▸ **RECORDS TO PROCESS**
***
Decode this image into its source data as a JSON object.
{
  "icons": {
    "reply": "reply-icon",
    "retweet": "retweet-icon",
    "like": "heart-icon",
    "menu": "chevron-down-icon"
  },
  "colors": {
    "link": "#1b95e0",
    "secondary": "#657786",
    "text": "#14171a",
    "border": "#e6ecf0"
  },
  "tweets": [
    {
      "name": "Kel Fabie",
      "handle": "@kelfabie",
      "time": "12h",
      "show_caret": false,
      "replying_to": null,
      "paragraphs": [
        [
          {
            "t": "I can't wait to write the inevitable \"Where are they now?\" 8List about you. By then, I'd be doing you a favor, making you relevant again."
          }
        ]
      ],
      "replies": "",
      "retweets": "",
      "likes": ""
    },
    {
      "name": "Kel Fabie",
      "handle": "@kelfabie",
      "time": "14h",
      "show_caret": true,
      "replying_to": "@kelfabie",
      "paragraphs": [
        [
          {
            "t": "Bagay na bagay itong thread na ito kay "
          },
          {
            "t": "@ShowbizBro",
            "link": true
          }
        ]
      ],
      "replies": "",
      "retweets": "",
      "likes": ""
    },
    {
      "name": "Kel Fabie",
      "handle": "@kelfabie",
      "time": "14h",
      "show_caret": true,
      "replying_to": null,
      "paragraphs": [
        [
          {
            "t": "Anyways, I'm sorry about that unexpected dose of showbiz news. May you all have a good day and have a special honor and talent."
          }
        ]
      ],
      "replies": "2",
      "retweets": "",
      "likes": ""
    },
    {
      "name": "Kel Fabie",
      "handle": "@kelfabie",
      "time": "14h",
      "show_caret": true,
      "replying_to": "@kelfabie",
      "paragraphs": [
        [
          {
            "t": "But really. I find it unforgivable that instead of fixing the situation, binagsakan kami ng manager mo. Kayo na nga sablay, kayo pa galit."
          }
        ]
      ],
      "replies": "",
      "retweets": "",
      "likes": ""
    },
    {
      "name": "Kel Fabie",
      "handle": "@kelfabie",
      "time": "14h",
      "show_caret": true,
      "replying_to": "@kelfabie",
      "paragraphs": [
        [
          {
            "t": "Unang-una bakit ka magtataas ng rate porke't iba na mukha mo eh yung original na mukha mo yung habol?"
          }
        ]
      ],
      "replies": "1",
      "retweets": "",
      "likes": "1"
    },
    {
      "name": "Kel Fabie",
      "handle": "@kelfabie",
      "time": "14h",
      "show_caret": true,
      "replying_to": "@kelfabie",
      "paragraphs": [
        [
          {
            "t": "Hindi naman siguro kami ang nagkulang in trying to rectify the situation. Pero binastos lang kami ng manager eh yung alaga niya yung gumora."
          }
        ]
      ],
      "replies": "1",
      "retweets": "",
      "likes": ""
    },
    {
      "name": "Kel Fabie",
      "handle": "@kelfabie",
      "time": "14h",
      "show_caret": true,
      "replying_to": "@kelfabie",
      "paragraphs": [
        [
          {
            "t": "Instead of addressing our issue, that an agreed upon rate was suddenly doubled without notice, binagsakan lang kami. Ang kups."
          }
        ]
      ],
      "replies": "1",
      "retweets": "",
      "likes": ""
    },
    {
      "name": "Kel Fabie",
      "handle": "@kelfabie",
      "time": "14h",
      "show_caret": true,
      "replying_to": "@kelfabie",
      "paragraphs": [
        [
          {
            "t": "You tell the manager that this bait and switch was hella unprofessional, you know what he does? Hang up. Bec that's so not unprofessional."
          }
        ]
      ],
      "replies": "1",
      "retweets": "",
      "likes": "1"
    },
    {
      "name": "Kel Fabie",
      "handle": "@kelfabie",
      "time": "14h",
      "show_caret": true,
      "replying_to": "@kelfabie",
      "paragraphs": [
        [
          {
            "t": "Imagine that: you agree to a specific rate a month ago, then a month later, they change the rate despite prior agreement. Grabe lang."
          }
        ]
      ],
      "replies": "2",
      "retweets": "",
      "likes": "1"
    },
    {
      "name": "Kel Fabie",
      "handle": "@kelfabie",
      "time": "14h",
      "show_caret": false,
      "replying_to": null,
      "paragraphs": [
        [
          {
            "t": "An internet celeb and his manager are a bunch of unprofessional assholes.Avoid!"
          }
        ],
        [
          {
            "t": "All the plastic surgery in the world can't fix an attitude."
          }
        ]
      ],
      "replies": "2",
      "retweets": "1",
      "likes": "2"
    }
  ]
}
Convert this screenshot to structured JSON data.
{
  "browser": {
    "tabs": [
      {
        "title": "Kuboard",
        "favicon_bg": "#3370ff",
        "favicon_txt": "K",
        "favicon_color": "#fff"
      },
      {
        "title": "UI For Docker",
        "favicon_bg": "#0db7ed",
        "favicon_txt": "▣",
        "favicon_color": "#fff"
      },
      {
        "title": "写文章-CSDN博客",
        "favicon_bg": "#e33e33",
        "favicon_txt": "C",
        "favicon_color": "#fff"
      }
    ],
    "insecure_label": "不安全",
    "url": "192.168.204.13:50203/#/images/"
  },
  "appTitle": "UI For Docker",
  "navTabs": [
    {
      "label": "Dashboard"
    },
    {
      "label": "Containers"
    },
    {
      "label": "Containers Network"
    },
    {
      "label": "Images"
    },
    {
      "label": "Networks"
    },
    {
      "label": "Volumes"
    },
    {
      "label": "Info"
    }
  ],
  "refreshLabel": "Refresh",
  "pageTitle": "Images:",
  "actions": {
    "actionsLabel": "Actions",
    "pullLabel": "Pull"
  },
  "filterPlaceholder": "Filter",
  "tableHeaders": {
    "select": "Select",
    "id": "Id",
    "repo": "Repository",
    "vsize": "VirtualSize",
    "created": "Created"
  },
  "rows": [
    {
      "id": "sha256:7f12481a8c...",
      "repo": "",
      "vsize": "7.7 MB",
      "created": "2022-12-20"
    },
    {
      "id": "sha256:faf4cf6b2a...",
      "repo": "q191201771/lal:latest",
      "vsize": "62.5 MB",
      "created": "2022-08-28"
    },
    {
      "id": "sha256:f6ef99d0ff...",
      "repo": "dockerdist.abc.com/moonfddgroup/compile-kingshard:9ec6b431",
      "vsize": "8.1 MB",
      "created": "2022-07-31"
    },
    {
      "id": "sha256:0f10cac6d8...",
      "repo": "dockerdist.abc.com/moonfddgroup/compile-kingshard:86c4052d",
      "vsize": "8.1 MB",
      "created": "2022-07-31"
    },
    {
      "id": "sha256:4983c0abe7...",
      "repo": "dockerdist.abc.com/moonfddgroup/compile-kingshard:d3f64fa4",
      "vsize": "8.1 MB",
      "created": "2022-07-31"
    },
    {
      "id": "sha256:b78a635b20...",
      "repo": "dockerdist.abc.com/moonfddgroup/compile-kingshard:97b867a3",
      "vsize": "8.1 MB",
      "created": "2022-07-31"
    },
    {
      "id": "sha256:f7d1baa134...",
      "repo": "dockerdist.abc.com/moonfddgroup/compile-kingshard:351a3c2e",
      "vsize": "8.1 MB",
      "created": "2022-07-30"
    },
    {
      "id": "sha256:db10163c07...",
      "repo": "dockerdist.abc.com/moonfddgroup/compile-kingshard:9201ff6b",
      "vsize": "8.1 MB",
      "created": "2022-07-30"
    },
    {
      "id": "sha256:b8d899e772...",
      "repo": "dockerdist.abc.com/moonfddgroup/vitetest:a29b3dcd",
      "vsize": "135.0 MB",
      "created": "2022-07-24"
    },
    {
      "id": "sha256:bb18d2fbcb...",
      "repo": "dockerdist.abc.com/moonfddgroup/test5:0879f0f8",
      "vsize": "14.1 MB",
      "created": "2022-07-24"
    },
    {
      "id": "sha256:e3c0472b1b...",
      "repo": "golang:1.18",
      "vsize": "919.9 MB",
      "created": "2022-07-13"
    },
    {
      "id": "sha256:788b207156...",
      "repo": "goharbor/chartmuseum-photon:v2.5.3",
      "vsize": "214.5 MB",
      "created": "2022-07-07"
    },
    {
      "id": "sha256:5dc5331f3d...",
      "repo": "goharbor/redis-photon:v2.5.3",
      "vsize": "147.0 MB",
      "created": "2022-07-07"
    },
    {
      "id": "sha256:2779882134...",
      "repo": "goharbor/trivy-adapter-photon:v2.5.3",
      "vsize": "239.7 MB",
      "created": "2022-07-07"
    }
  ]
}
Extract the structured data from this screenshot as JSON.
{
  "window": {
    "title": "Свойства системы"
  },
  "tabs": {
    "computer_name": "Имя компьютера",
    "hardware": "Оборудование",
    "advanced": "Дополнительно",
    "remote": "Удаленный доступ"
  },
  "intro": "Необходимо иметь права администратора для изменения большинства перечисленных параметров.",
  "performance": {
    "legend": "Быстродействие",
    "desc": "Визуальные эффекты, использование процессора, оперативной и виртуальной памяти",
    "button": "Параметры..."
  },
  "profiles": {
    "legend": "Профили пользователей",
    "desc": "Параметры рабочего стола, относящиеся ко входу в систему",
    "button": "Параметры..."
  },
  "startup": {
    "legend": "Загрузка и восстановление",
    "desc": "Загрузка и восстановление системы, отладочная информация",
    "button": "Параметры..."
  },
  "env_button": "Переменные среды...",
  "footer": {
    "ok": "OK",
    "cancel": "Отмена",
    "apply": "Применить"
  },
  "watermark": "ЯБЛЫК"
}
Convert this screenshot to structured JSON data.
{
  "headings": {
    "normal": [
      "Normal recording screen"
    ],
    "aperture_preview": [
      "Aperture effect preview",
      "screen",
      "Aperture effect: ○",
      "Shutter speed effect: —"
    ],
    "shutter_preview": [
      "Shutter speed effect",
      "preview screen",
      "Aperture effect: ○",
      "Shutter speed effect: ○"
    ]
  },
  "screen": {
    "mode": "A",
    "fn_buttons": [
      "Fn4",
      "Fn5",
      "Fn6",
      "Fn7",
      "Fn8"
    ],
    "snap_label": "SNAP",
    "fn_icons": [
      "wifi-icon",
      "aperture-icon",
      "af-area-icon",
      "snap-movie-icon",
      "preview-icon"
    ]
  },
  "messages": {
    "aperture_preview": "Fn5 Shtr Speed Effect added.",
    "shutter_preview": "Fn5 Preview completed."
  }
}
***
▸ **INSTRUCTIONS FOR THE TASK**
Locate "Extract the structured" in the material, then quote the line that contains it and all lines after it through the final one.

▸ **COMPLETE OUTPUT**
Extract the structured data from this screenshot as JSON.
{
  "window": {
    "title": "Свойства системы"
  },
  "tabs": {
    "computer_name": "Имя компьютера",
    "hardware": "Оборудование",
    "advanced": "Дополнительно",
    "remote": "Удаленный доступ"
  },
  "intro": "Необходимо иметь права администратора для изменения большинства перечисленных параметров.",
  "performance": {
    "legend": "Быстродействие",
    "desc": "Визуальные эффекты, использование процессора, оперативной и виртуальной памяти",
    "button": "Параметры..."
  },
  "profiles": {
    "legend": "Профили пользователей",
    "desc": "Параметры рабочего стола, относящиеся ко входу в систему",
    "button": "Параметры..."
  },
  "startup": {
    "legend": "Загрузка и восстановление",
    "desc": "Загрузка и восстановление системы, отладочная информация",
    "button": "Параметры..."
  },
  "env_button": "Переменные среды...",
  "footer": {
    "ok": "OK",
    "cancel": "Отмена",
    "apply": "Применить"
  },
  "watermark": "ЯБЛЫК"
}
Convert this screenshot to structured JSON data.
{
  "headings": {
    "normal": [
      "Normal recording screen"
    ],
    "aperture_preview": [
      "Aperture effect preview",
      "screen",
      "Aperture effect: ○",
      "Shutter speed effect: —"
    ],
    "shutter_preview": [
      "Shutter speed effect",
      "preview screen",
      "Aperture effect: ○",
      "Shutter speed effect: ○"
    ]
  },
  "screen": {
    "mode": "A",
    "fn_buttons": [
      "Fn4",
      "Fn5",
      "Fn6",
      "Fn7",
      "Fn8"
    ],
    "snap_label": "SNAP",
    "fn_icons": [
      "wifi-icon",
      "aperture-icon",
      "af-area-icon",
      "snap-movie-icon",
      "preview-icon"
    ]
  },
  "messages": {
    "aperture_preview": "Fn5 Shtr Speed Effect added.",
    "shutter_preview": "Fn5 Preview completed."
  }
}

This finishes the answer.